### Exercise
Give every line again exactly as it appears, please, but not the pictures.

[Records from a dataset]

--- BEGIN ---

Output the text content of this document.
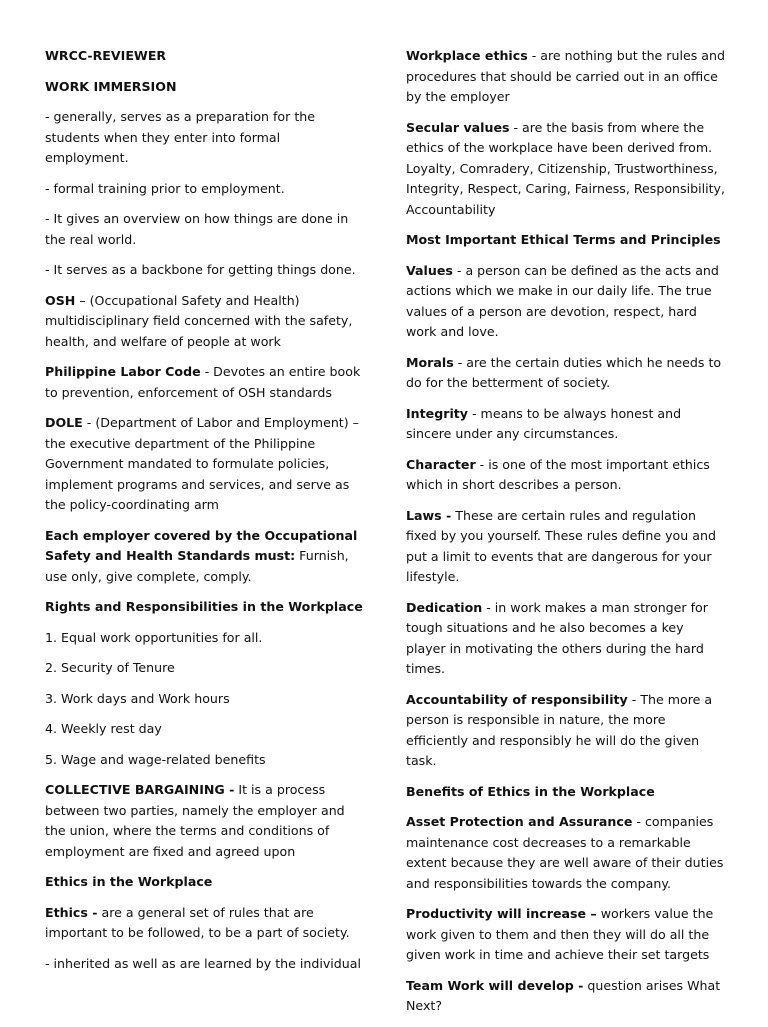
WRCC-REVIEWER

WORK IMMERSION

- generally, serves as a preparation for the students when they enter into formal employment.

- formal training prior to employment.

- It gives an overview on how things are done in the real world.

- It serves as a backbone for getting things done.

OSH – (Occupational Safety and Health) multidisciplinary field concerned with the safety, health, and welfare of people at work

Philippine Labor Code - Devotes an entire book to prevention, enforcement of OSH standards

DOLE - (Department of Labor and Employment) – the executive department of the Philippine Government mandated to formulate policies, implement programs and services, and serve as the policy-coordinating arm

Each employer covered by the Occupational Safety and Health Standards must: Furnish, use only, give complete, comply.

Rights and Responsibilities in the Workplace

1. Equal work opportunities for all.

2. Security of Tenure

3. Work days and Work hours

4. Weekly rest day

5. Wage and wage-related benefits

COLLECTIVE BARGAINING - It is a process between two parties, namely the employer and the union, where the terms and conditions of employment are fixed and agreed upon

Ethics in the Workplace

Ethics - are a general set of rules that are important to be followed, to be a part of society.

- inherited as well as are learned by the individual

Workplace ethics - are nothing but the rules and procedures that should be carried out in an office by the employer

Secular values - are the basis from where the ethics of the workplace have been derived from. Loyalty, Comradery, Citizenship, Trustworthiness, Integrity, Respect, Caring, Fairness, Responsibility, Accountability

Most Important Ethical Terms and Principles

Values - a person can be defined as the acts and actions which we make in our daily life. The true values of a person are devotion, respect, hard work and love.

Morals - are the certain duties which he needs to do for the betterment of society.

Integrity - means to be always honest and sincere under any circumstances.

Character - is one of the most important ethics which in short describes a person.

Laws - These are certain rules and regulation fixed by you yourself. These rules define you and put a limit to events that are dangerous for your lifestyle.

Dedication - in work makes a man stronger for tough situations and he also becomes a key player in motivating the others during the hard times.

Accountability of responsibility - The more a person is responsible in nature, the more efficiently and responsibly he will do the given task.

Benefits of Ethics in the Workplace

Asset Protection and Assurance - companies maintenance cost decreases to a remarkable extent because they are well aware of their duties and responsibilities towards the company.

Productivity will increase – workers value the work given to them and then they will do all the given work in time and achieve their set targets

Team Work will develop - question arises What Next?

--- END ---

### Problem solution
Output the text content of this document.
WRCC-REVIEWER

WORK IMMERSION

- generally, serves as a preparation for the students when they enter into formal employment.

- formal training prior to employment.

- It gives an overview on how things are done in the real world.

- It serves as a backbone for getting things done.

OSH – (Occupational Safety and Health) multidisciplinary field concerned with the safety, health, and welfare of people at work

Philippine Labor Code - Devotes an entire book to prevention, enforcement of OSH standards

DOLE - (Department of Labor and Employment) – the executive department of the Philippine Government mandated to formulate policies, implement programs and services, and serve as the policy-coordinating arm

Each employer covered by the Occupational Safety and Health Standards must: Furnish, use only, give complete, comply.

Rights and Responsibilities in the Workplace

1. Equal work opportunities for all.

2. Security of Tenure

3. Work days and Work hours

4. Weekly rest day

5. Wage and wage-related benefits

COLLECTIVE BARGAINING - It is a process between two parties, namely the employer and the union, where the terms and conditions of employment are fixed and agreed upon

Ethics in the Workplace

Ethics - are a general set of rules that are important to be followed, to be a part of society.

- inherited as well as are learned by the individual

Workplace ethics - are nothing but the rules and procedures that should be carried out in an office by the employer

Secular values - are the basis from where the ethics of the workplace have been derived from. Loyalty, Comradery, Citizenship, Trustworthiness, Integrity, Respect, Caring, Fairness, Responsibility, Accountability

Most Important Ethical Terms and Principles

Values - a person can be defined as the acts and actions which we make in our daily life. The true values of a person are devotion, respect, hard work and love.

Morals - are the certain duties which he needs to do for the betterment of society.

Integrity - means to be always honest and sincere under any circumstances.

Character - is one of the most important ethics which in short describes a person.

Laws - These are certain rules and regulation fixed by you yourself. These rules define you and put a limit to events that are dangerous for your lifestyle.

Dedication - in work makes a man stronger for tough situations and he also becomes a key player in motivating the others during the hard times.

Accountability of responsibility - The more a person is responsible in nature, the more efficiently and responsibly he will do the given task.

Benefits of Ethics in the Workplace

Asset Protection and Assurance - companies maintenance cost decreases to a remarkable extent because they are well aware of their duties and responsibilities towards the company.

Productivity will increase – workers value the work given to them and then they will do all the given work in time and achieve their set targets

Team Work will develop - question arises What Next?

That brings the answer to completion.